_What the task asks_:
Search the listing below for "this". Copy each matching line.

Dataset rows
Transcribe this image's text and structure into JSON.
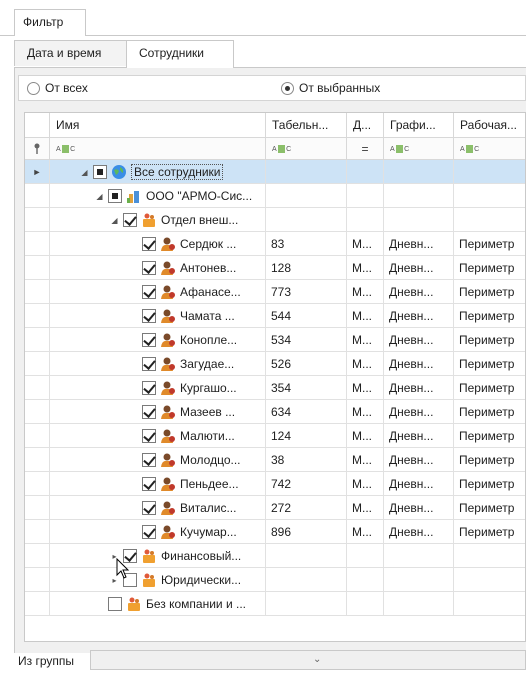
{
  "outer_tab": {
    "label": "Фильтр"
  },
  "inner_tabs": [
    {
      "label": "Дата и время"
    },
    {
      "label": "Сотрудники"
    }
  ],
  "radios": {
    "all": {
      "label": "От всех",
      "checked": false
    },
    "selected": {
      "label": "От выбранных",
      "checked": true
    }
  },
  "grid": {
    "columns": [
      "Имя",
      "Табельн...",
      "Д...",
      "Графи...",
      "Рабочая..."
    ],
    "filter_row": {
      "operator_col2": "="
    },
    "rows": [
      {
        "name": "Все сотрудники",
        "check": "partial",
        "icon": "globe-icon",
        "expander": "◢"
      },
      {
        "name": "ООО \"АРМО-Сис...",
        "check": "partial",
        "icon": "company-icon",
        "expander": "◢"
      },
      {
        "name": "Отдел внеш...",
        "check": "checked",
        "icon": "department-icon",
        "expander": "◢"
      },
      {
        "name": "Сердюк ...",
        "tab": "83",
        "d": "М...",
        "schedule": "Дневн...",
        "zone": "Периметр"
      },
      {
        "name": "Антонев...",
        "tab": "128",
        "d": "М...",
        "schedule": "Дневн...",
        "zone": "Периметр"
      },
      {
        "name": "Афанасе...",
        "tab": "773",
        "d": "М...",
        "schedule": "Дневн...",
        "zone": "Периметр"
      },
      {
        "name": "Чамата ...",
        "tab": "544",
        "d": "М...",
        "schedule": "Дневн...",
        "zone": "Периметр"
      },
      {
        "name": "Коноплe...",
        "tab": "534",
        "d": "М...",
        "schedule": "Дневн...",
        "zone": "Периметр"
      },
      {
        "name": "Загудае...",
        "tab": "526",
        "d": "М...",
        "schedule": "Дневн...",
        "zone": "Периметр"
      },
      {
        "name": "Кургашо...",
        "tab": "354",
        "d": "М...",
        "schedule": "Дневн...",
        "zone": "Периметр"
      },
      {
        "name": "Мазеев ...",
        "tab": "634",
        "d": "М...",
        "schedule": "Дневн...",
        "zone": "Периметр"
      },
      {
        "name": "Малюти...",
        "tab": "124",
        "d": "М...",
        "schedule": "Дневн...",
        "zone": "Периметр"
      },
      {
        "name": "Молодцо...",
        "tab": "38",
        "d": "М...",
        "schedule": "Дневн...",
        "zone": "Периметр"
      },
      {
        "name": "Пеньдее...",
        "tab": "742",
        "d": "М...",
        "schedule": "Дневн...",
        "zone": "Периметр"
      },
      {
        "name": "Виталис...",
        "tab": "272",
        "d": "М...",
        "schedule": "Дневн...",
        "zone": "Периметр"
      },
      {
        "name": "Кучумар...",
        "tab": "896",
        "d": "М...",
        "schedule": "Дневн...",
        "zone": "Периметр"
      },
      {
        "name": "Финансовый...",
        "check": "checked",
        "icon": "department-icon",
        "expander": "▸"
      },
      {
        "name": "Юридически...",
        "check": "unchecked",
        "icon": "department-icon",
        "expander": "▸"
      },
      {
        "name": "Без компании и ...",
        "check": "unchecked",
        "icon": "department-icon",
        "expander": ""
      }
    ]
  },
  "bottom": {
    "label": "Из группы"
  },
  "colors": {
    "selection": "#cde3f6",
    "border": "#c9c9c9"
  }
}
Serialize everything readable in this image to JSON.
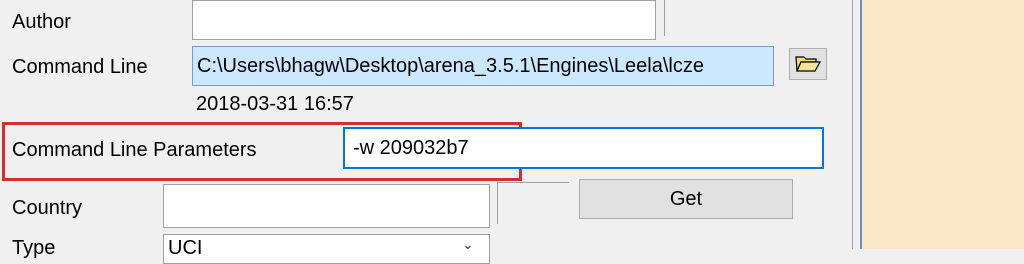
{
  "form": {
    "author_label": "Author",
    "author_value": "",
    "command_line_label": "Command Line",
    "command_line_value": "C:\\Users\\bhagw\\Desktop\\arena_3.5.1\\Engines\\Leela\\lcze",
    "timestamp": "2018-03-31  16:57",
    "params_label": "Command Line Parameters",
    "params_value": "-w 209032b7",
    "country_label": "Country",
    "country_value": "",
    "get_button": "Get",
    "type_label": "Type",
    "type_value": "UCI"
  },
  "colors": {
    "highlight_box": "#d32f2f",
    "side_panel": "#fbe6c8",
    "focus_border": "#0078d7"
  },
  "icons": {
    "browse": "folder-open-icon",
    "dropdown": "chevron-down-icon"
  }
}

_Completed task_:
Transcribe this image's text and structure into JSON.
Serialize everything readable in this image to JSON.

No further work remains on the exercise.